● Given problem: Reproduce the full listing that appears beneath this instruction exactly.

Raw records:
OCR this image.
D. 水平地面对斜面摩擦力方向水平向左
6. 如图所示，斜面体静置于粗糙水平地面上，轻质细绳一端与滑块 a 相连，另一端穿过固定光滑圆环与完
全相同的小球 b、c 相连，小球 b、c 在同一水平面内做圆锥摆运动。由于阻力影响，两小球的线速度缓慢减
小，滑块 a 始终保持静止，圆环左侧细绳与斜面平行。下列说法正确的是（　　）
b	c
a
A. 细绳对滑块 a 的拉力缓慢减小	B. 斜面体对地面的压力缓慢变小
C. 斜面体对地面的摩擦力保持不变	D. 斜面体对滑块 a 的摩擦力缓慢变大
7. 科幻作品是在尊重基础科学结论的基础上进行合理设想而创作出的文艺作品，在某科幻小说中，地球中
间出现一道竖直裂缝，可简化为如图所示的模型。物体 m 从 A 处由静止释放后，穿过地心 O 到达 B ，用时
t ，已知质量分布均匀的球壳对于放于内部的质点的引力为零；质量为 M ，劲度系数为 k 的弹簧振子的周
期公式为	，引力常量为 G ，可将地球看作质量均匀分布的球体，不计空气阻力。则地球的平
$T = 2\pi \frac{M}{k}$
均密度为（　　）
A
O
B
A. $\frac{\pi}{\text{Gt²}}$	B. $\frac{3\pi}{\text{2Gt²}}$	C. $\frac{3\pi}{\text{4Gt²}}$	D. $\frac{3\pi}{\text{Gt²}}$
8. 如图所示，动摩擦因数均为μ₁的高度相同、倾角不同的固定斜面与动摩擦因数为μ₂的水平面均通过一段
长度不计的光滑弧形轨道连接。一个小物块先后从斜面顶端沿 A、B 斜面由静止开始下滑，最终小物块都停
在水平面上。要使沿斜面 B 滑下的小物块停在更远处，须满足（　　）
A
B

● Task solution:
OCR this image.
D. 水平地面对斜面摩擦力方向水平向左
6. 如图所示，斜面体静置于粗糙水平地面上，轻质细绳一端与滑块 a 相连，另一端穿过固定光滑圆环与完
全相同的小球 b、c 相连，小球 b、c 在同一水平面内做圆锥摆运动。由于阻力影响，两小球的线速度缓慢减
小，滑块 a 始终保持静止，圆环左侧细绳与斜面平行。下列说法正确的是（　　）
b	c
a
A. 细绳对滑块 a 的拉力缓慢减小	B. 斜面体对地面的压力缓慢变小
C. 斜面体对地面的摩擦力保持不变	D. 斜面体对滑块 a 的摩擦力缓慢变大
7. 科幻作品是在尊重基础科学结论的基础上进行合理设想而创作出的文艺作品，在某科幻小说中，地球中
间出现一道竖直裂缝，可简化为如图所示的模型。物体 m 从 A 处由静止释放后，穿过地心 O 到达 B ，用时
t ，已知质量分布均匀的球壳对于放于内部的质点的引力为零；质量为 M ，劲度系数为 k 的弹簧振子的周
期公式为	，引力常量为 G ，可将地球看作质量均匀分布的球体，不计空气阻力。则地球的平
$T = 2\pi \frac{M}{k}$
均密度为（　　）
A
O
B
A. $\frac{\pi}{\text{Gt²}}$	B. $\frac{3\pi}{\text{2Gt²}}$	C. $\frac{3\pi}{\text{4Gt²}}$	D. $\frac{3\pi}{\text{Gt²}}$
8. 如图所示，动摩擦因数均为μ₁的高度相同、倾角不同的固定斜面与动摩擦因数为μ₂的水平面均通过一段
长度不计的光滑弧形轨道连接。一个小物块先后从斜面顶端沿 A、B 斜面由静止开始下滑，最终小物块都停
在水平面上。要使沿斜面 B 滑下的小物块停在更远处，须满足（　　）
A
B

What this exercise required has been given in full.